### Written request
Which lines hold the string "JSON"? Copy every one of them.

### Data supplied
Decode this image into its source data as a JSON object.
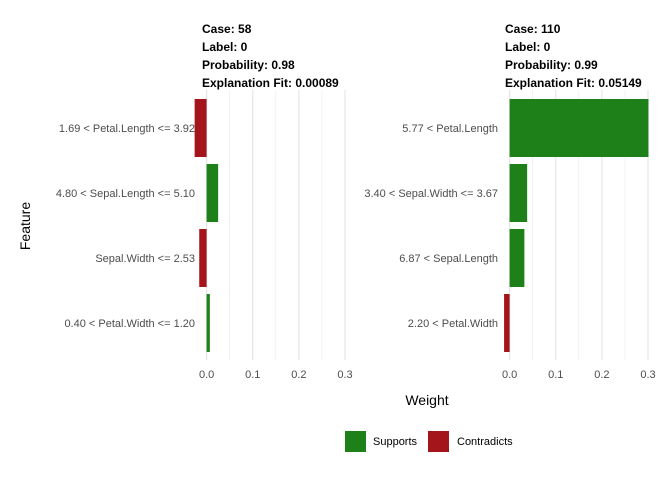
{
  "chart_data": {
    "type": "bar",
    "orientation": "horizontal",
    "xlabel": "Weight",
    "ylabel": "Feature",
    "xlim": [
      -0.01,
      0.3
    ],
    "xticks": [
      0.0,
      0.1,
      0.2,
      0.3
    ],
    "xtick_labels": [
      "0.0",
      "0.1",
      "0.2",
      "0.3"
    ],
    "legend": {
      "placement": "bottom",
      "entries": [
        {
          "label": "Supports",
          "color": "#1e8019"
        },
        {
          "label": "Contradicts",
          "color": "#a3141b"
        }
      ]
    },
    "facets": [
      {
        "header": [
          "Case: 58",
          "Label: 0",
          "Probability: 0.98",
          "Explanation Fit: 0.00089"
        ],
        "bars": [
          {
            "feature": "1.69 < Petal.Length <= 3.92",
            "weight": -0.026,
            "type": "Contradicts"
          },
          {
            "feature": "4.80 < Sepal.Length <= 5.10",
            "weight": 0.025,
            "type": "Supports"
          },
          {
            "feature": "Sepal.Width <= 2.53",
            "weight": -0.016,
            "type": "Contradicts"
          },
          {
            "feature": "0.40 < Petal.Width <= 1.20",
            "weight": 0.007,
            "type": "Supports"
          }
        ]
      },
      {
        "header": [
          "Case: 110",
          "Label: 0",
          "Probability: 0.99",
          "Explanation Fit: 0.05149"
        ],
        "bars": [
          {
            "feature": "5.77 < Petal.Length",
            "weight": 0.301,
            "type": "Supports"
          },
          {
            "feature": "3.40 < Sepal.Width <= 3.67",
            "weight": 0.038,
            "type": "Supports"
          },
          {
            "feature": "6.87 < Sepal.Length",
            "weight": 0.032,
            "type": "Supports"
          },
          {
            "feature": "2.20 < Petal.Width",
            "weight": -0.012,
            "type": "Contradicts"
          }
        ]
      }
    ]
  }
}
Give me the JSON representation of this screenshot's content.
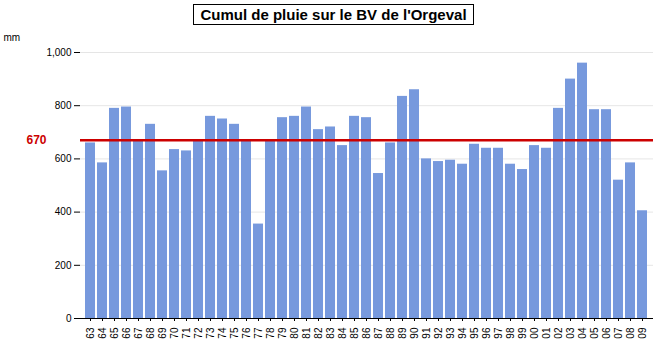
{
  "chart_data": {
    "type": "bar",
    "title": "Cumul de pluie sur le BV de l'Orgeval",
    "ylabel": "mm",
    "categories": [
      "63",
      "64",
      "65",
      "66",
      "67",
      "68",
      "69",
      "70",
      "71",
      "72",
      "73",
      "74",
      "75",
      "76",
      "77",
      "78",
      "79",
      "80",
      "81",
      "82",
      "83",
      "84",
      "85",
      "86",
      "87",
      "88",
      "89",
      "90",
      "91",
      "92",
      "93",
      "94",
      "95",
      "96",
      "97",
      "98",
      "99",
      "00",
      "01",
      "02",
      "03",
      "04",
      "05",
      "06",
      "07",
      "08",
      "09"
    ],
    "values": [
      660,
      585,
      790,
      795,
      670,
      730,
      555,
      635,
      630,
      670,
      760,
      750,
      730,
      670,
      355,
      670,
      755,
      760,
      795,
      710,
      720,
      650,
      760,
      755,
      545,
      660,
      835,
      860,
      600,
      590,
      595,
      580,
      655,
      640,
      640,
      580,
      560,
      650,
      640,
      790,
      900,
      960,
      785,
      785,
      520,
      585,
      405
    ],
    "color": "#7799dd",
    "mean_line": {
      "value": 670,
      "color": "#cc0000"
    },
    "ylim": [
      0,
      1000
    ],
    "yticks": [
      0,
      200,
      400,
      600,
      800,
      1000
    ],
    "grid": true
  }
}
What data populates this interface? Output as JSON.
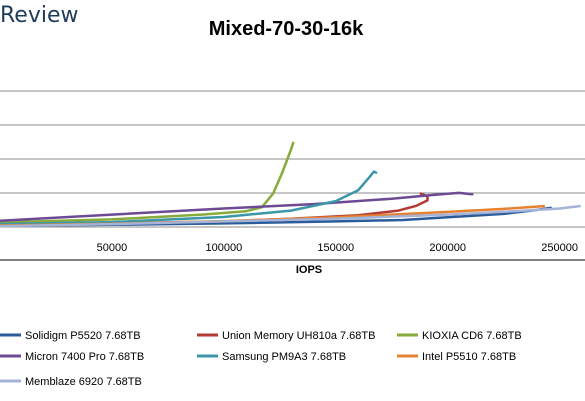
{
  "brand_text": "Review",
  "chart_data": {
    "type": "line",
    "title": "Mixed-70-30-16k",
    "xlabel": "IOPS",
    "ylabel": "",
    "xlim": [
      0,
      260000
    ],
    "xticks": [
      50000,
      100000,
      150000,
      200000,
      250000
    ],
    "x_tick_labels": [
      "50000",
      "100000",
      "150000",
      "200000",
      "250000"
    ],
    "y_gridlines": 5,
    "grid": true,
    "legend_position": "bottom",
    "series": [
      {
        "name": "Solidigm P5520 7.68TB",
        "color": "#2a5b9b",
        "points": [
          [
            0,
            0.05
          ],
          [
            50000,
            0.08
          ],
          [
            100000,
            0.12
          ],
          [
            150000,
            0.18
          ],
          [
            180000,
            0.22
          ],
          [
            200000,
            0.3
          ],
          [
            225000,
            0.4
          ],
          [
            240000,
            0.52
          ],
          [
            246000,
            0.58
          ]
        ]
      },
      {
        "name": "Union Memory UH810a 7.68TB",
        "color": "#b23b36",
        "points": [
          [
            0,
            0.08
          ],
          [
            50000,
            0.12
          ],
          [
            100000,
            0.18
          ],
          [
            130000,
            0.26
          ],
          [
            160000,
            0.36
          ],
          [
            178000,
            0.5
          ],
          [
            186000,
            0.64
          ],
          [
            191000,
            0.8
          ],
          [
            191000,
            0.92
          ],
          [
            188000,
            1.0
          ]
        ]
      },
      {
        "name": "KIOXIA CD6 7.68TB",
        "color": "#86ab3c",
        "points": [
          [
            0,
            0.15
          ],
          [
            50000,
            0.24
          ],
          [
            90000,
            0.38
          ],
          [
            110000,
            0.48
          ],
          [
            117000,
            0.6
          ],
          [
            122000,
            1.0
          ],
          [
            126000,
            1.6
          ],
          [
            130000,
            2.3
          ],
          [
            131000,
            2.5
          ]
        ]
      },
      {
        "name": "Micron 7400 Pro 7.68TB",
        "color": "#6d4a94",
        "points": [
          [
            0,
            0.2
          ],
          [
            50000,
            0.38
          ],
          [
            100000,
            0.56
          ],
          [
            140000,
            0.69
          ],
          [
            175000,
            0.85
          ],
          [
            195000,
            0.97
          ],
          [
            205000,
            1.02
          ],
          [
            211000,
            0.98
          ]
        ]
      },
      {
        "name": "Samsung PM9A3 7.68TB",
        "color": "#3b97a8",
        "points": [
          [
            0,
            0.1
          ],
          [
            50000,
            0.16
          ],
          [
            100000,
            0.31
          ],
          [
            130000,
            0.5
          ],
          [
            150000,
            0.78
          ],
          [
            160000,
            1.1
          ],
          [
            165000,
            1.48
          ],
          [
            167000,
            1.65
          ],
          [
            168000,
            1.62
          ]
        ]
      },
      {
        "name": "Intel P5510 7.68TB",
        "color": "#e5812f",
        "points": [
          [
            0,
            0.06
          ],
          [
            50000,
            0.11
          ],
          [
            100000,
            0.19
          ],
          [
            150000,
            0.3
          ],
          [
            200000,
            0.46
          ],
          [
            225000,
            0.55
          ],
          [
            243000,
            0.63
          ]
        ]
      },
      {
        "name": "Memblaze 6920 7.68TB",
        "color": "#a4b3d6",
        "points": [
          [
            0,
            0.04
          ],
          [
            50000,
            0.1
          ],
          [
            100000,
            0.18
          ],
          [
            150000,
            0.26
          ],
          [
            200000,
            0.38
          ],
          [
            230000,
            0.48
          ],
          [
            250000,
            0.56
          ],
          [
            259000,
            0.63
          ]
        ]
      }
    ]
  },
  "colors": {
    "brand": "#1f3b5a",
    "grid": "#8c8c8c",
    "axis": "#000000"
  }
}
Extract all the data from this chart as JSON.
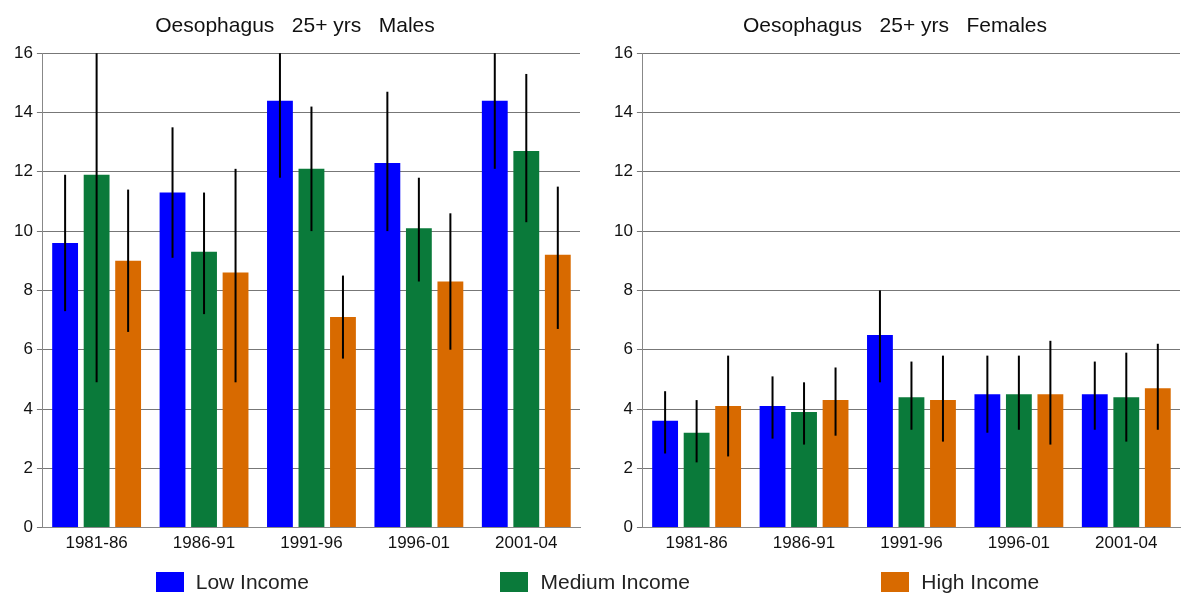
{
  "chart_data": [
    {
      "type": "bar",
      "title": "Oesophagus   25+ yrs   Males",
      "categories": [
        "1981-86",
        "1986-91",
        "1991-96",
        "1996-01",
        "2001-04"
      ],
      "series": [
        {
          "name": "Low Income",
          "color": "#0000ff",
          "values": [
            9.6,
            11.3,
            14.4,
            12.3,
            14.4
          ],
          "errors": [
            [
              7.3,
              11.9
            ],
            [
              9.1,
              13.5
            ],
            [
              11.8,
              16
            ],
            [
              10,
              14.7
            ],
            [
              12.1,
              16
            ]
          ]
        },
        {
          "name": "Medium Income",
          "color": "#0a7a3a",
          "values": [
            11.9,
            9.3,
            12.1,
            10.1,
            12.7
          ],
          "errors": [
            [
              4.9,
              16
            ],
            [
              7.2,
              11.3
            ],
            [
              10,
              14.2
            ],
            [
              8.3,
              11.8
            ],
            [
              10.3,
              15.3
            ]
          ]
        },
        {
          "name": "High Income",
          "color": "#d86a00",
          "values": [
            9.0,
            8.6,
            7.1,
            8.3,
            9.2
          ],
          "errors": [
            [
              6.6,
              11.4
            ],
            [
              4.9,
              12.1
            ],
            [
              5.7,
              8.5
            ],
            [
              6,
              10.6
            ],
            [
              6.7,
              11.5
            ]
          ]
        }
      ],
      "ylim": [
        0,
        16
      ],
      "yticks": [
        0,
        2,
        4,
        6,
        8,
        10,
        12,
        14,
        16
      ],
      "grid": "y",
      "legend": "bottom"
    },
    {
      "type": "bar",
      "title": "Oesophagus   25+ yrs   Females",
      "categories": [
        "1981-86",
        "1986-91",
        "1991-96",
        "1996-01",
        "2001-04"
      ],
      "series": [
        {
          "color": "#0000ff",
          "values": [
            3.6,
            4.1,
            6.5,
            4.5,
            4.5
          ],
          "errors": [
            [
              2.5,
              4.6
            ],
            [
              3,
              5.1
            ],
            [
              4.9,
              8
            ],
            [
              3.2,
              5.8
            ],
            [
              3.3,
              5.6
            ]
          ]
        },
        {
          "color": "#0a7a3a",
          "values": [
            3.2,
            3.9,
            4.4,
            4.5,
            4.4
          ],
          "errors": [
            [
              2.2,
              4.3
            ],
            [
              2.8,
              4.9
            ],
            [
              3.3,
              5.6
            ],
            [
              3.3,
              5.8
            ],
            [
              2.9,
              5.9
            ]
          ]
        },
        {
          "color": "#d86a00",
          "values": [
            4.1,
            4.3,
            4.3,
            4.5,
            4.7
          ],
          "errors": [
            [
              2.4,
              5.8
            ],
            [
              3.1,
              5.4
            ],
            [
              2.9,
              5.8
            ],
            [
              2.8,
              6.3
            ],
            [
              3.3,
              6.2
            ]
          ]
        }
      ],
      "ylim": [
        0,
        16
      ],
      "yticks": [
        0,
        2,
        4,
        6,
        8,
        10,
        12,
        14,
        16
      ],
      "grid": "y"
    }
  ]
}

### Full solution
Decode this image into its source data as a JSON object.
Give me the JSON representation of this screenshot's content.
What data populates this interface? Output as JSON.
Extract all the data from this chart as JSON.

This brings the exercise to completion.